[Stored entries]
***

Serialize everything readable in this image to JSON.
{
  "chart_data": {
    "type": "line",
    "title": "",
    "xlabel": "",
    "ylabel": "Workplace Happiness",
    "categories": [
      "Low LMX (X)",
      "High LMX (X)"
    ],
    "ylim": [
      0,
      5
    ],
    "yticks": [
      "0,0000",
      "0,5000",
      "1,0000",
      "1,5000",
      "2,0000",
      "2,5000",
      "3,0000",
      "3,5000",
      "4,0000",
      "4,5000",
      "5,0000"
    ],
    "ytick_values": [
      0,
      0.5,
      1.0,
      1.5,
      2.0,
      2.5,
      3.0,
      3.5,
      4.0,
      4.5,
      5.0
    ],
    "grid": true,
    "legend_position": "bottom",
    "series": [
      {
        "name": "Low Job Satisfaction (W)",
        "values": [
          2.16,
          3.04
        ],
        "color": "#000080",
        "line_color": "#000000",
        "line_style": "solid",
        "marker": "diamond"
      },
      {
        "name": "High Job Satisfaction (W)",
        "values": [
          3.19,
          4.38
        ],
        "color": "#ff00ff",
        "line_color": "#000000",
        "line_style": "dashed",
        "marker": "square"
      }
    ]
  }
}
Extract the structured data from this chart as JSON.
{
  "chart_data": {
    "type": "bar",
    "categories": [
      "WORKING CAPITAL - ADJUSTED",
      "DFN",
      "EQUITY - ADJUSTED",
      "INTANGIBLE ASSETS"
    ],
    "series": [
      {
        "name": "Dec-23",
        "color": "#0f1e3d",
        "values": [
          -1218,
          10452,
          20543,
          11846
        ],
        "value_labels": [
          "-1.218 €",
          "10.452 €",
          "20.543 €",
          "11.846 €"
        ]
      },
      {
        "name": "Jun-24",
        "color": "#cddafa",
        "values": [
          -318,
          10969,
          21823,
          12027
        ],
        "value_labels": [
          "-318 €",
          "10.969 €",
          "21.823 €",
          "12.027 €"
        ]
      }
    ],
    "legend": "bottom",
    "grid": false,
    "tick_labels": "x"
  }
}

***

Work to complete — Write out all records exactly, keeping every detail.

Solution to this exercise —
Serialize everything readable in this image to JSON.
{
  "chart_data": {
    "type": "line",
    "title": "",
    "xlabel": "",
    "ylabel": "Workplace Happiness",
    "categories": [
      "Low LMX (X)",
      "High LMX (X)"
    ],
    "ylim": [
      0,
      5
    ],
    "yticks": [
      "0,0000",
      "0,5000",
      "1,0000",
      "1,5000",
      "2,0000",
      "2,5000",
      "3,0000",
      "3,5000",
      "4,0000",
      "4,5000",
      "5,0000"
    ],
    "ytick_values": [
      0,
      0.5,
      1.0,
      1.5,
      2.0,
      2.5,
      3.0,
      3.5,
      4.0,
      4.5,
      5.0
    ],
    "grid": true,
    "legend_position": "bottom",
    "series": [
      {
        "name": "Low Job Satisfaction (W)",
        "values": [
          2.16,
          3.04
        ],
        "color": "#000080",
        "line_color": "#000000",
        "line_style": "solid",
        "marker": "diamond"
      },
      {
        "name": "High Job Satisfaction (W)",
        "values": [
          3.19,
          4.38
        ],
        "color": "#ff00ff",
        "line_color": "#000000",
        "line_style": "dashed",
        "marker": "square"
      }
    ]
  }
}
Extract the structured data from this chart as JSON.
{
  "chart_data": {
    "type": "bar",
    "categories": [
      "WORKING CAPITAL - ADJUSTED",
      "DFN",
      "EQUITY - ADJUSTED",
      "INTANGIBLE ASSETS"
    ],
    "series": [
      {
        "name": "Dec-23",
        "color": "#0f1e3d",
        "values": [
          -1218,
          10452,
          20543,
          11846
        ],
        "value_labels": [
          "-1.218 €",
          "10.452 €",
          "20.543 €",
          "11.846 €"
        ]
      },
      {
        "name": "Jun-24",
        "color": "#cddafa",
        "values": [
          -318,
          10969,
          21823,
          12027
        ],
        "value_labels": [
          "-318 €",
          "10.969 €",
          "21.823 €",
          "12.027 €"
        ]
      }
    ],
    "legend": "bottom",
    "grid": false,
    "tick_labels": "x"
  }
}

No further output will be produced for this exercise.